| DIRECTION |
Look through the lines of the material and count those containing "Stage". Give that count alone.

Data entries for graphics
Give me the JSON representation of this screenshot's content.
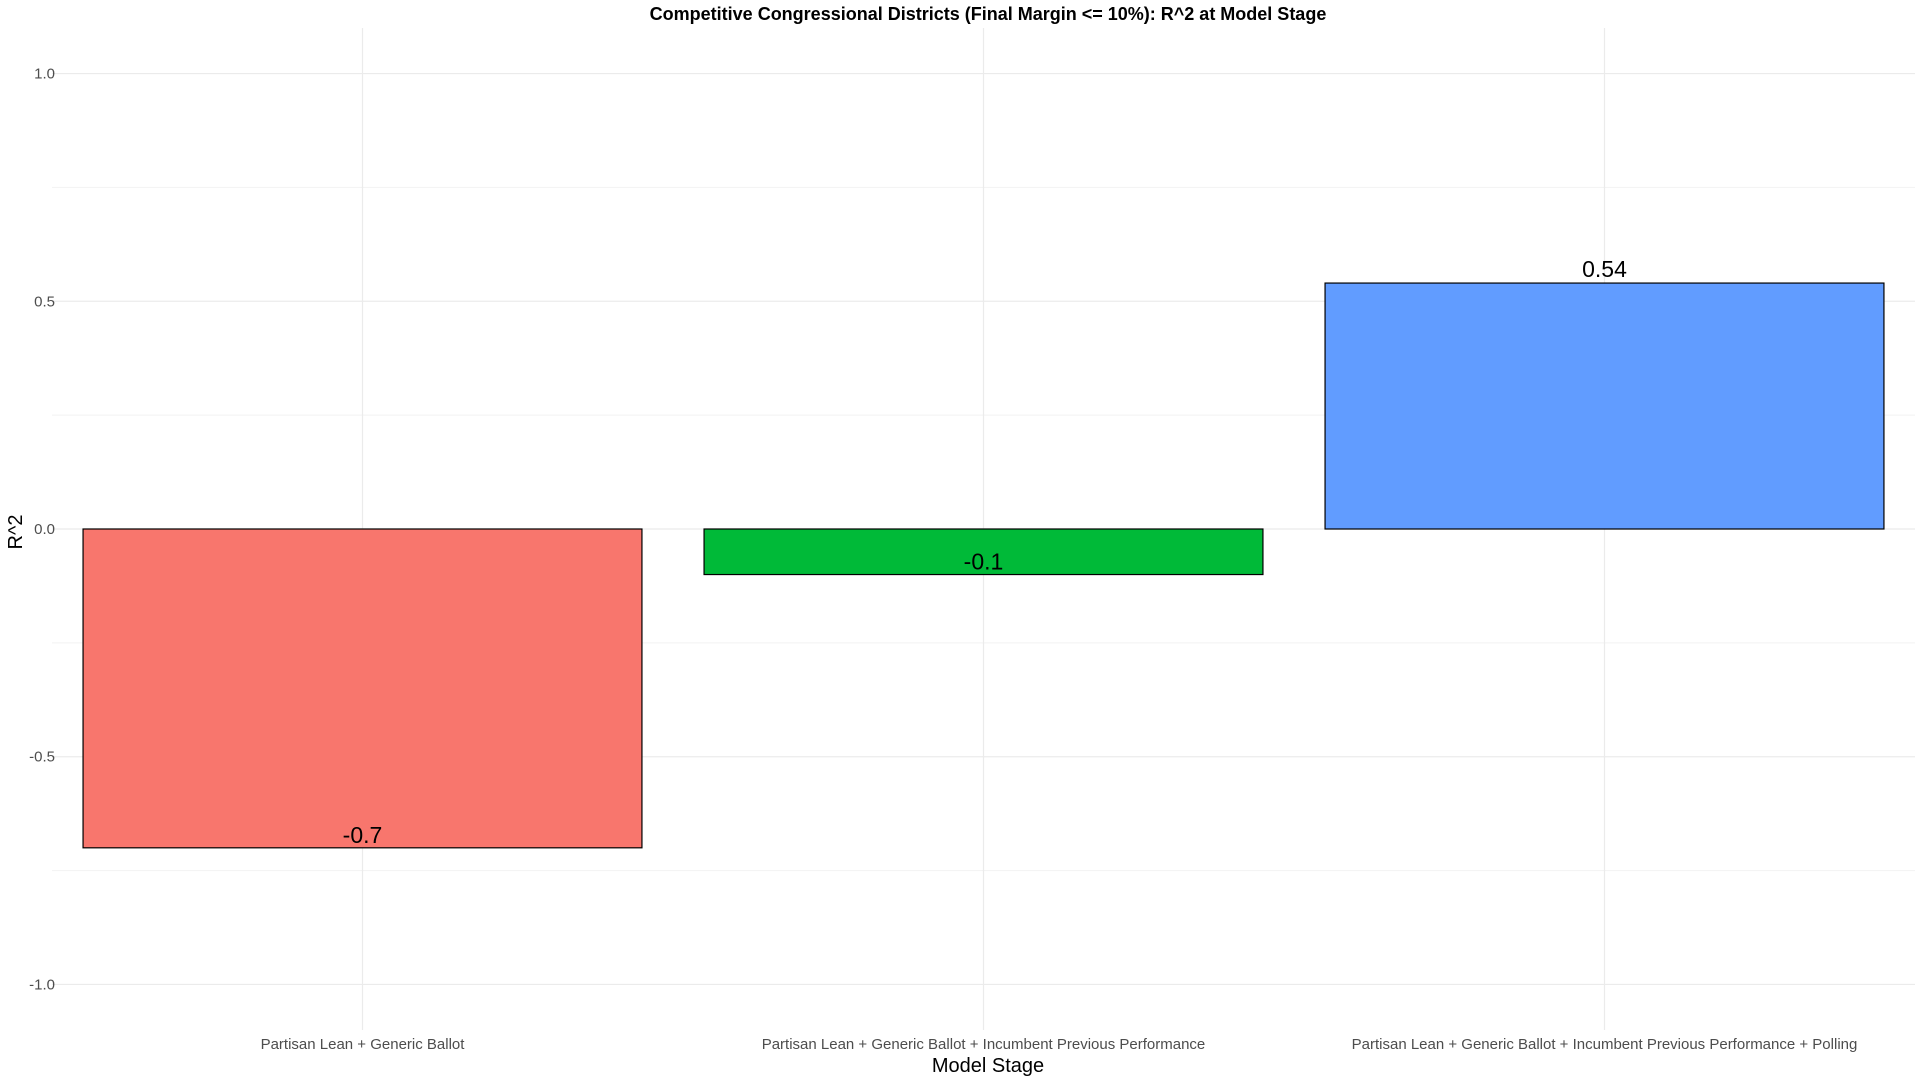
{
  "chart_data": {
    "type": "bar",
    "title": "Competitive Congressional Districts (Final Margin <= 10%): R^2 at Model Stage",
    "xlabel": "Model Stage",
    "ylabel": "R^2",
    "categories": [
      "Partisan Lean + Generic Ballot",
      "Partisan Lean + Generic Ballot + Incumbent Previous Performance",
      "Partisan Lean + Generic Ballot + Incumbent Previous Performance + Polling"
    ],
    "values": [
      -0.7,
      -0.1,
      0.54
    ],
    "data_labels": [
      "-0.7",
      "-0.1",
      "0.54"
    ],
    "colors": [
      "#F8766D",
      "#00BA38",
      "#619CFF"
    ],
    "ylim": [
      -1.1,
      1.1
    ],
    "yticks": [
      -1.0,
      -0.5,
      0.0,
      0.5,
      1.0
    ],
    "ytick_labels": [
      "-1.0",
      "-0.5",
      "0.0",
      "0.5",
      "1.0"
    ],
    "grid": true,
    "legend": "none"
  }
}
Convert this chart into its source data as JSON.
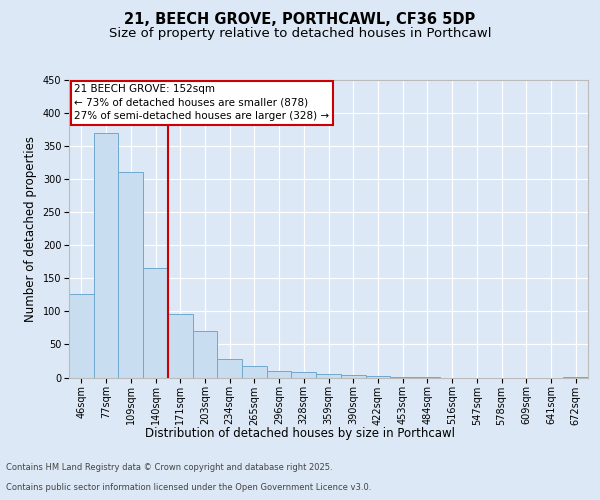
{
  "title1": "21, BEECH GROVE, PORTHCAWL, CF36 5DP",
  "title2": "Size of property relative to detached houses in Porthcawl",
  "xlabel": "Distribution of detached houses by size in Porthcawl",
  "ylabel": "Number of detached properties",
  "categories": [
    "46sqm",
    "77sqm",
    "109sqm",
    "140sqm",
    "171sqm",
    "203sqm",
    "234sqm",
    "265sqm",
    "296sqm",
    "328sqm",
    "359sqm",
    "390sqm",
    "422sqm",
    "453sqm",
    "484sqm",
    "516sqm",
    "547sqm",
    "578sqm",
    "609sqm",
    "641sqm",
    "672sqm"
  ],
  "values": [
    127,
    370,
    311,
    165,
    96,
    70,
    28,
    18,
    10,
    8,
    5,
    4,
    2,
    1,
    1,
    0,
    0,
    0,
    0,
    0,
    1
  ],
  "bar_color": "#c9ddf0",
  "bar_edgecolor": "#6fa8d0",
  "vline_x": 3.5,
  "vline_color": "#cc0000",
  "annotation_text": "21 BEECH GROVE: 152sqm\n← 73% of detached houses are smaller (878)\n27% of semi-detached houses are larger (328) →",
  "annotation_box_facecolor": "#ffffff",
  "annotation_box_edgecolor": "#cc0000",
  "ylim": [
    0,
    450
  ],
  "yticks": [
    0,
    50,
    100,
    150,
    200,
    250,
    300,
    350,
    400,
    450
  ],
  "bg_color": "#dce8f5",
  "footer1": "Contains HM Land Registry data © Crown copyright and database right 2025.",
  "footer2": "Contains public sector information licensed under the Open Government Licence v3.0.",
  "title_fontsize": 10.5,
  "subtitle_fontsize": 9.5,
  "tick_fontsize": 7,
  "ylabel_fontsize": 8.5,
  "xlabel_fontsize": 8.5,
  "footer_fontsize": 6,
  "annot_fontsize": 7.5
}
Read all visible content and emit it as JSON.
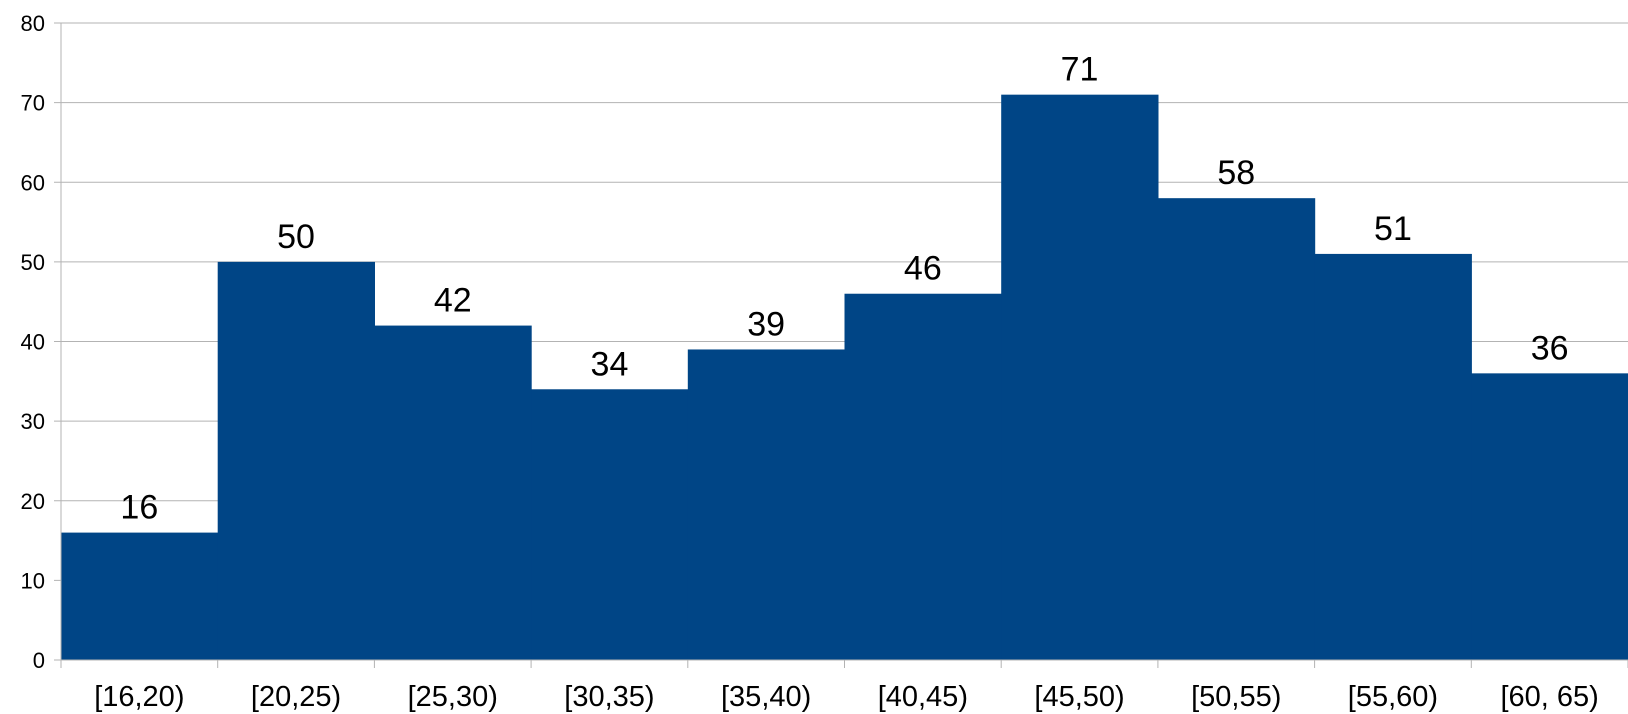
{
  "chart_data": {
    "type": "bar",
    "title": "",
    "xlabel": "",
    "ylabel": "",
    "categories": [
      "[16,20)",
      "[20,25)",
      "[25,30)",
      "[30,35)",
      "[35,40)",
      "[40,45)",
      "[45,50)",
      "[50,55)",
      "[55,60)",
      "[60, 65)"
    ],
    "values": [
      16,
      50,
      42,
      34,
      39,
      46,
      71,
      58,
      51,
      36
    ],
    "ylim": [
      0,
      80
    ],
    "yticks": [
      0,
      10,
      20,
      30,
      40,
      50,
      60,
      70,
      80
    ],
    "grid": true,
    "legend": "none",
    "data_labels": true,
    "bar_color": "#004586"
  }
}
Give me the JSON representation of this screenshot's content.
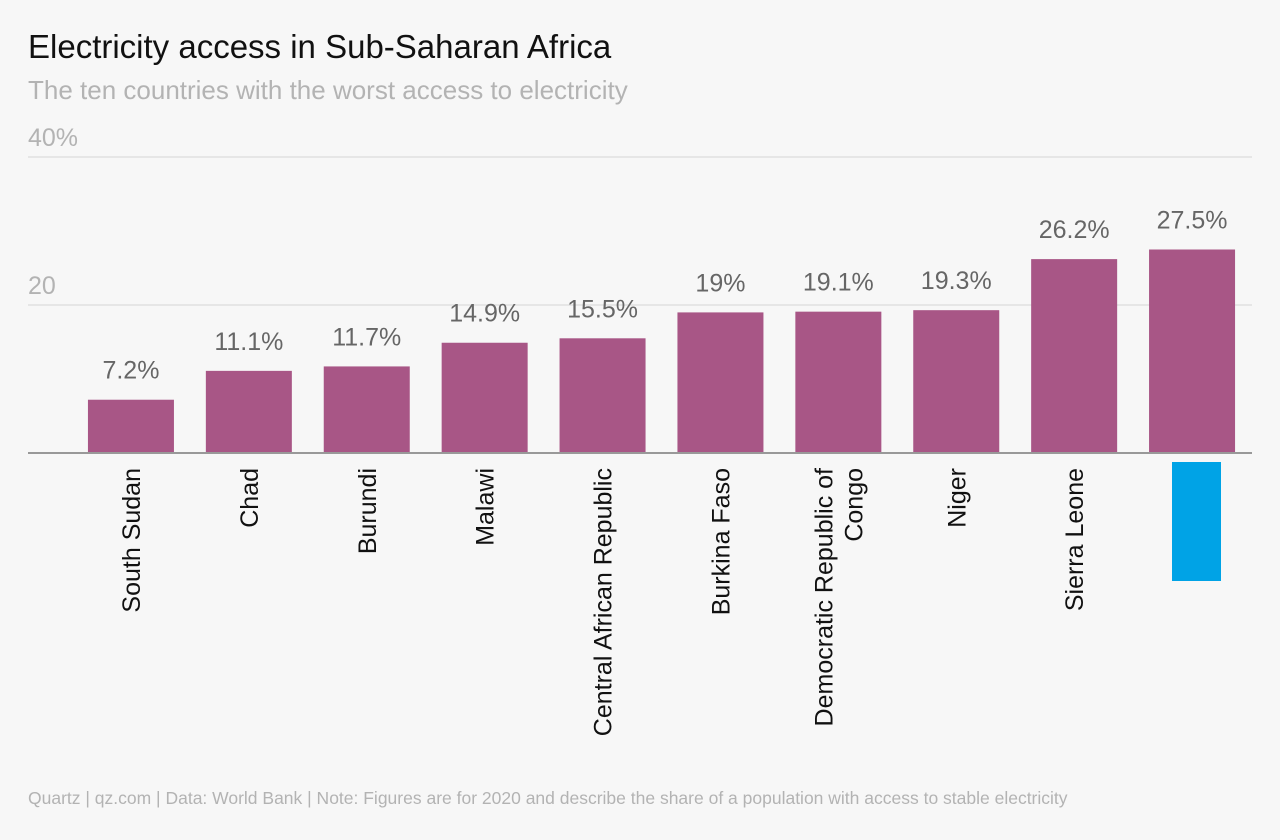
{
  "header": {
    "title": "Electricity access in Sub-Saharan Africa",
    "subtitle": "The ten countries with the worst access to electricity"
  },
  "footer": {
    "source": "Quartz | qz.com | Data: World Bank | Note: Figures are for 2020 and describe the share of a population with access to stable electricity"
  },
  "colors": {
    "bar": "#a85686",
    "highlight": "#00a3e6",
    "grid": "#e0e0e0",
    "axis": "#999999",
    "background": "#f7f7f7"
  },
  "chart_data": {
    "type": "bar",
    "title": "Electricity access in Sub-Saharan Africa",
    "subtitle": "The ten countries with the worst access to electricity",
    "categories": [
      "South Sudan",
      "Chad",
      "Burundi",
      "Malawi",
      "Central African Republic",
      "Burkina Faso",
      "Democratic Republic of Congo",
      "Niger",
      "Sierra Leone",
      ""
    ],
    "category_lines": [
      [
        "South Sudan"
      ],
      [
        "Chad"
      ],
      [
        "Burundi"
      ],
      [
        "Malawi"
      ],
      [
        "Central African Republic"
      ],
      [
        "Burkina Faso"
      ],
      [
        "Democratic Republic of",
        "Congo"
      ],
      [
        "Niger"
      ],
      [
        "Sierra Leone"
      ],
      []
    ],
    "values": [
      7.2,
      11.1,
      11.7,
      14.9,
      15.5,
      19,
      19.1,
      19.3,
      26.2,
      27.5
    ],
    "value_labels": [
      "7.2%",
      "11.1%",
      "11.7%",
      "14.9%",
      "15.5%",
      "19%",
      "19.1%",
      "19.3%",
      "26.2%",
      "27.5%"
    ],
    "highlight_index": 9,
    "ylim": [
      0,
      40
    ],
    "yticks": [
      {
        "value": 40,
        "label": "40%"
      },
      {
        "value": 20,
        "label": "20"
      }
    ],
    "grid": true,
    "xlabel": "",
    "ylabel": ""
  }
}
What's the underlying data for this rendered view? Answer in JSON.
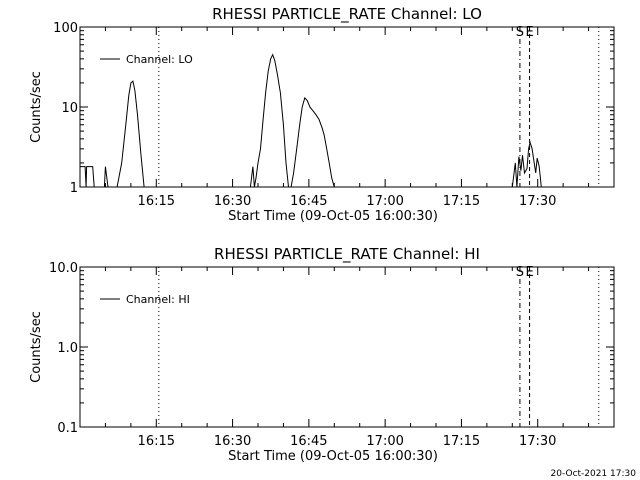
{
  "timestamp": "20-Oct-2021 17:30",
  "colors": {
    "background": "#ffffff",
    "foreground": "#000000"
  },
  "chart_data": [
    {
      "type": "line",
      "title": "RHESSI PARTICLE_RATE Channel: LO",
      "xlabel": "Start Time (09-Oct-05 16:00:30)",
      "ylabel": "Counts/sec",
      "yscale": "log",
      "ylim": [
        1,
        100
      ],
      "xlim_minutes": [
        0,
        105
      ],
      "yticks": [
        1,
        10,
        100
      ],
      "yticklabels": [
        "1",
        "10",
        "100"
      ],
      "xticks": [
        15,
        30,
        45,
        60,
        75,
        90
      ],
      "xticklabels": [
        "16:15",
        "16:30",
        "16:45",
        "17:00",
        "17:15",
        "17:30"
      ],
      "legend": {
        "label": "Channel: LO",
        "placement": "top-left"
      },
      "vertical_markers": [
        {
          "x": 15.5,
          "style": "dotted"
        },
        {
          "x": 86.5,
          "style": "dash-dot",
          "label": "S"
        },
        {
          "x": 88.4,
          "style": "dashed",
          "label": "E"
        },
        {
          "x": 102,
          "style": "dotted"
        }
      ],
      "series": [
        {
          "points": [
            [
              0,
              1.8
            ],
            [
              1.0,
              1.8
            ],
            [
              1.2,
              1
            ],
            [
              1.3,
              1.8
            ],
            [
              1.6,
              1.8
            ],
            [
              2.5,
              1.8
            ],
            [
              2.8,
              1
            ],
            [
              3.0,
              1
            ],
            [
              4.8,
              1
            ],
            [
              5.0,
              1.8
            ],
            [
              5.5,
              1
            ],
            [
              7.3,
              1
            ],
            [
              8.2,
              2
            ],
            [
              9.0,
              6
            ],
            [
              9.6,
              14
            ],
            [
              10.0,
              20
            ],
            [
              10.4,
              21
            ],
            [
              10.8,
              16
            ],
            [
              11.3,
              8
            ],
            [
              12.0,
              2.5
            ],
            [
              12.6,
              1
            ],
            [
              33.5,
              1
            ],
            [
              34.0,
              1.8
            ],
            [
              34.3,
              1
            ],
            [
              34.6,
              1.3
            ],
            [
              35.0,
              2
            ],
            [
              35.5,
              3
            ],
            [
              36.0,
              7
            ],
            [
              36.5,
              15
            ],
            [
              37.0,
              28
            ],
            [
              37.5,
              40
            ],
            [
              37.9,
              45
            ],
            [
              38.3,
              38
            ],
            [
              38.8,
              26
            ],
            [
              39.4,
              15
            ],
            [
              40.0,
              6
            ],
            [
              40.5,
              2
            ],
            [
              41.0,
              1
            ],
            [
              41.5,
              1
            ],
            [
              42.0,
              1.5
            ],
            [
              42.6,
              3
            ],
            [
              43.2,
              6
            ],
            [
              43.7,
              10
            ],
            [
              44.2,
              13
            ],
            [
              44.7,
              12
            ],
            [
              45.2,
              10
            ],
            [
              45.8,
              9
            ],
            [
              46.4,
              8
            ],
            [
              47.0,
              7
            ],
            [
              47.6,
              5.5
            ],
            [
              48.0,
              4.5
            ],
            [
              48.5,
              3
            ],
            [
              49.0,
              2
            ],
            [
              49.5,
              1.3
            ],
            [
              50.0,
              1
            ],
            [
              85.0,
              1
            ],
            [
              85.6,
              2
            ],
            [
              85.9,
              1
            ],
            [
              86.3,
              2.4
            ],
            [
              86.7,
              1.6
            ],
            [
              87.0,
              2.5
            ],
            [
              87.4,
              1.5
            ],
            [
              87.9,
              1.7
            ],
            [
              88.2,
              3
            ],
            [
              88.5,
              3.6
            ],
            [
              88.9,
              3
            ],
            [
              89.3,
              2
            ],
            [
              89.6,
              1.5
            ],
            [
              89.9,
              2.3
            ],
            [
              90.3,
              1.8
            ],
            [
              90.7,
              1
            ]
          ]
        }
      ]
    },
    {
      "type": "line",
      "title": "RHESSI PARTICLE_RATE Channel: HI",
      "xlabel": "Start Time (09-Oct-05 16:00:30)",
      "ylabel": "Counts/sec",
      "yscale": "log",
      "ylim": [
        0.1,
        10
      ],
      "xlim_minutes": [
        0,
        105
      ],
      "yticks": [
        0.1,
        1,
        10
      ],
      "yticklabels": [
        "0.1",
        "1.0",
        "10.0"
      ],
      "xticks": [
        15,
        30,
        45,
        60,
        75,
        90
      ],
      "xticklabels": [
        "16:15",
        "16:30",
        "16:45",
        "17:00",
        "17:15",
        "17:30"
      ],
      "legend": {
        "label": "Channel: HI",
        "placement": "top-left"
      },
      "vertical_markers": [
        {
          "x": 15.5,
          "style": "dotted"
        },
        {
          "x": 86.5,
          "style": "dash-dot",
          "label": "S"
        },
        {
          "x": 88.4,
          "style": "dashed",
          "label": "E"
        },
        {
          "x": 102,
          "style": "dotted"
        }
      ],
      "series": [
        {
          "points": []
        }
      ]
    }
  ]
}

| OUTPUT |
2